[Start]

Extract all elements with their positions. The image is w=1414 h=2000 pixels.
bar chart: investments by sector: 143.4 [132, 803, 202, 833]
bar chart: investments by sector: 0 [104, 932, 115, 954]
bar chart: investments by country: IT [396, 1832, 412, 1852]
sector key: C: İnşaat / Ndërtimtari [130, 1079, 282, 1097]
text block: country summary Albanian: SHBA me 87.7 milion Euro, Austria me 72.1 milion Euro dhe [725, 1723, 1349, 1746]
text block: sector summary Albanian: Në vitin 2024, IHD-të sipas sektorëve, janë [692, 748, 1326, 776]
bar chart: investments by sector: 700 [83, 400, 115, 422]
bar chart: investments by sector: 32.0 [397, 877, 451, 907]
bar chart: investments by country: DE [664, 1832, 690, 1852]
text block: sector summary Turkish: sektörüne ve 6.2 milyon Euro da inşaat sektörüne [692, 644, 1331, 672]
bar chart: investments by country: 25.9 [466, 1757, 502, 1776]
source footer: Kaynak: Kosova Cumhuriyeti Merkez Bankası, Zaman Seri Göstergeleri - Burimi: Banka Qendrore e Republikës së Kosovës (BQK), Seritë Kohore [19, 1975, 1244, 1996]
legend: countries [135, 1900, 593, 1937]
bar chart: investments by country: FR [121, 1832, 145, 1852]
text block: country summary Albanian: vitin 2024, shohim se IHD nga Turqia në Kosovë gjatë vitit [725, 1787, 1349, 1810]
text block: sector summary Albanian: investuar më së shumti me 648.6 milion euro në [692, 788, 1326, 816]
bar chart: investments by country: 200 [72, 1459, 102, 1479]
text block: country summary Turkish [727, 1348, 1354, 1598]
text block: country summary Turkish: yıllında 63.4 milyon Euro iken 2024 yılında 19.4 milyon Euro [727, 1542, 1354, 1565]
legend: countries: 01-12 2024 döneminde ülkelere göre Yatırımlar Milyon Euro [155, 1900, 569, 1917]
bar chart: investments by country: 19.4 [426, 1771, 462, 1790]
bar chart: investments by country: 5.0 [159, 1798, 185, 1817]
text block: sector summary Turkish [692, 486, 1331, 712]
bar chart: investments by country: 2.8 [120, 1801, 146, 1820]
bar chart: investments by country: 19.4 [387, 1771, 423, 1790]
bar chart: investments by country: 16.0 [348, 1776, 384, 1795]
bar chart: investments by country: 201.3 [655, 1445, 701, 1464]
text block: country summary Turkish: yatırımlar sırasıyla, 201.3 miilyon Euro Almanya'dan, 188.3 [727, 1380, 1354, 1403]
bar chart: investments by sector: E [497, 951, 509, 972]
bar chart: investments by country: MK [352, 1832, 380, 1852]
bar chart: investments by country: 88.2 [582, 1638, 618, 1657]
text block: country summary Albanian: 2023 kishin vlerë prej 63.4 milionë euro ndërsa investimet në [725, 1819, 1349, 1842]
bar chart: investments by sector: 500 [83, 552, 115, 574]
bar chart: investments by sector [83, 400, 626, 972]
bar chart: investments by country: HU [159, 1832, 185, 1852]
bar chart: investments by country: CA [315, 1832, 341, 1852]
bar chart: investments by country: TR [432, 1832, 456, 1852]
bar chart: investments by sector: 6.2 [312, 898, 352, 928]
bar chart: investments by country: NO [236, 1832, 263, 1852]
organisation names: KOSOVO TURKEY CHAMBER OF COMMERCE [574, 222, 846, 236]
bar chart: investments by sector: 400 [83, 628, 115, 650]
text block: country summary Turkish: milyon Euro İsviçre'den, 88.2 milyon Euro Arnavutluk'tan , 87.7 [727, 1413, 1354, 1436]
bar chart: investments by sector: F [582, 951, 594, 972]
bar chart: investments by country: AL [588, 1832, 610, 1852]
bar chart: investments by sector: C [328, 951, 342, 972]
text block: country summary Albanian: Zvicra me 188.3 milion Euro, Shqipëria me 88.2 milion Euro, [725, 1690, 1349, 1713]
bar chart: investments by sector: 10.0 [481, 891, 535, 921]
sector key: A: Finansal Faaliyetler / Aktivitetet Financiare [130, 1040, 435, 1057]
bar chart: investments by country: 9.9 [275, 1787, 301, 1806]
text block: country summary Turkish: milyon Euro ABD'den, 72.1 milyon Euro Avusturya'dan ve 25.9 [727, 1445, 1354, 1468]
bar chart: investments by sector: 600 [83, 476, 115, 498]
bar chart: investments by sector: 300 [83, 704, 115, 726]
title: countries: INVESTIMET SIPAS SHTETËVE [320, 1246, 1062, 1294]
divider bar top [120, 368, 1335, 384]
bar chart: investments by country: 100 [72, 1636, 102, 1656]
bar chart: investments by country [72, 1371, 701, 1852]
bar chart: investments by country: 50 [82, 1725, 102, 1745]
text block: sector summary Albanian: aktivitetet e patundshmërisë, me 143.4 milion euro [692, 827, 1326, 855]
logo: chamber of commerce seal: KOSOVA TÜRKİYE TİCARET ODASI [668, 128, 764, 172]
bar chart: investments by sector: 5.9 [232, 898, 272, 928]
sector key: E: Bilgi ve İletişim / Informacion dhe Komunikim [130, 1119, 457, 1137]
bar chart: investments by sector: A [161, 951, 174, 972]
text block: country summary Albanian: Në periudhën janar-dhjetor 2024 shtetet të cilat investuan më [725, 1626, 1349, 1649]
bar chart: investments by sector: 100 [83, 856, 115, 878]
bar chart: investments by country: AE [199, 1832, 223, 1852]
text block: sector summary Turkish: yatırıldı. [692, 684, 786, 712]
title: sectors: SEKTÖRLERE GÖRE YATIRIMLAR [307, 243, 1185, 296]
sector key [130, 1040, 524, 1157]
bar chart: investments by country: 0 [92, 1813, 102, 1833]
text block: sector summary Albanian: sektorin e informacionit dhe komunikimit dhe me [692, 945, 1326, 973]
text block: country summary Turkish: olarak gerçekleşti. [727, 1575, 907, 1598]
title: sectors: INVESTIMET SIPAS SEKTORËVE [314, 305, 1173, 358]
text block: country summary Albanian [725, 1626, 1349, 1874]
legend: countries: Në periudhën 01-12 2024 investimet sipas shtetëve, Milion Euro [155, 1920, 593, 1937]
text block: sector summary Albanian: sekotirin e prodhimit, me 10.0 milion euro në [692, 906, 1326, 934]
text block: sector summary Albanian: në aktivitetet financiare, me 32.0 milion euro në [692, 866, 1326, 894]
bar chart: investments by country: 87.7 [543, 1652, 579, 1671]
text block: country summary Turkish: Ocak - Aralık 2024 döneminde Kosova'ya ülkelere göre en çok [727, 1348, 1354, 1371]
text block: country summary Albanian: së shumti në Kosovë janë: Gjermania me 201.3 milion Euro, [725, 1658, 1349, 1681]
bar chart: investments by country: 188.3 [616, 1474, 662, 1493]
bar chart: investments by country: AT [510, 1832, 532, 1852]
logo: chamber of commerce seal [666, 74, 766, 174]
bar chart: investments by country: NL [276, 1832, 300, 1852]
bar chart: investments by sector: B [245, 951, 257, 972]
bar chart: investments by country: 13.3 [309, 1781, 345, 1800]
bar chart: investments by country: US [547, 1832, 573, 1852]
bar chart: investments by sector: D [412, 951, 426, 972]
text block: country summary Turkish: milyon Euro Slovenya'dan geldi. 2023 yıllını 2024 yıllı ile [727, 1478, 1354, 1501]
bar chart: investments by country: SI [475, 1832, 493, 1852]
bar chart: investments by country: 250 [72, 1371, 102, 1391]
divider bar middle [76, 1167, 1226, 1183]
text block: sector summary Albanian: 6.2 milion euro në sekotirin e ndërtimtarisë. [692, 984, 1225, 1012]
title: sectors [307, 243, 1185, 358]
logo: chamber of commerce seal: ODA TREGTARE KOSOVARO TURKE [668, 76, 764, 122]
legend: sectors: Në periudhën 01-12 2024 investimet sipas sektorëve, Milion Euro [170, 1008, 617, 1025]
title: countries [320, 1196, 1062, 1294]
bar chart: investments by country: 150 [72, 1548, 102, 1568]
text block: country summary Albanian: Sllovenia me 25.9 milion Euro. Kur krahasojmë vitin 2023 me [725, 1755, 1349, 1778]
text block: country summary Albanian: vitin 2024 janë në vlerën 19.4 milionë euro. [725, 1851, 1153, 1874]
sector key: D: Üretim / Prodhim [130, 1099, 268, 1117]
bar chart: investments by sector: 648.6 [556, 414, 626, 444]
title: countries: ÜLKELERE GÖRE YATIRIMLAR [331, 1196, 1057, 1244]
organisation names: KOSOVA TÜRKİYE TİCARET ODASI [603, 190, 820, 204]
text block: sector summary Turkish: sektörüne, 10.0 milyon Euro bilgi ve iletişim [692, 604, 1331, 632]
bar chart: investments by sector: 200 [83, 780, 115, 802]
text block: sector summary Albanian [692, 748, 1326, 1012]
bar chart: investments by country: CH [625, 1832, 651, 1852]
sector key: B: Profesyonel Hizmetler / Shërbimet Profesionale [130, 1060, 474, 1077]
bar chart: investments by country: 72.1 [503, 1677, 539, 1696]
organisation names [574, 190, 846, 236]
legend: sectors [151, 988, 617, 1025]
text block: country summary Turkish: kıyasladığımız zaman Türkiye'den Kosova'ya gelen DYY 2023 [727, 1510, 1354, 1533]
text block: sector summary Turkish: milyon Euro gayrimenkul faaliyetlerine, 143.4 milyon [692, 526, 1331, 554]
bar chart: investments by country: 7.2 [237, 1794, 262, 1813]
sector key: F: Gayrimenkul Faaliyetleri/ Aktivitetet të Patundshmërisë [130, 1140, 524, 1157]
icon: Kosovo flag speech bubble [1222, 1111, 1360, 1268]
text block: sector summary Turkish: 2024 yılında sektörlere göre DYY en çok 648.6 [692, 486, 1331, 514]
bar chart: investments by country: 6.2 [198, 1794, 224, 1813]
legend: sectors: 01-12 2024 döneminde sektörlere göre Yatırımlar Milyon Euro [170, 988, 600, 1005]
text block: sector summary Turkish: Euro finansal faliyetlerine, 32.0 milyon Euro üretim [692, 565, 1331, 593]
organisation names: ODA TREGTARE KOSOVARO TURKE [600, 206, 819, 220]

[End]

** What you should do **
Rewrite the records from the start through the line containing "sector key: C: İnşaat", replacing "bar chart" with "column chart" and leaving everything else unchanged.

** Solution **
Extract all elements with their positions. The image is w=1414 h=2000 pixels.
column chart: investments by sector: 143.4 [132, 803, 202, 833]
column chart: investments by sector: 0 [104, 932, 115, 954]
column chart: investments by country: IT [396, 1832, 412, 1852]
sector key: C: İnşaat / Ndërtimtari [130, 1079, 282, 1097]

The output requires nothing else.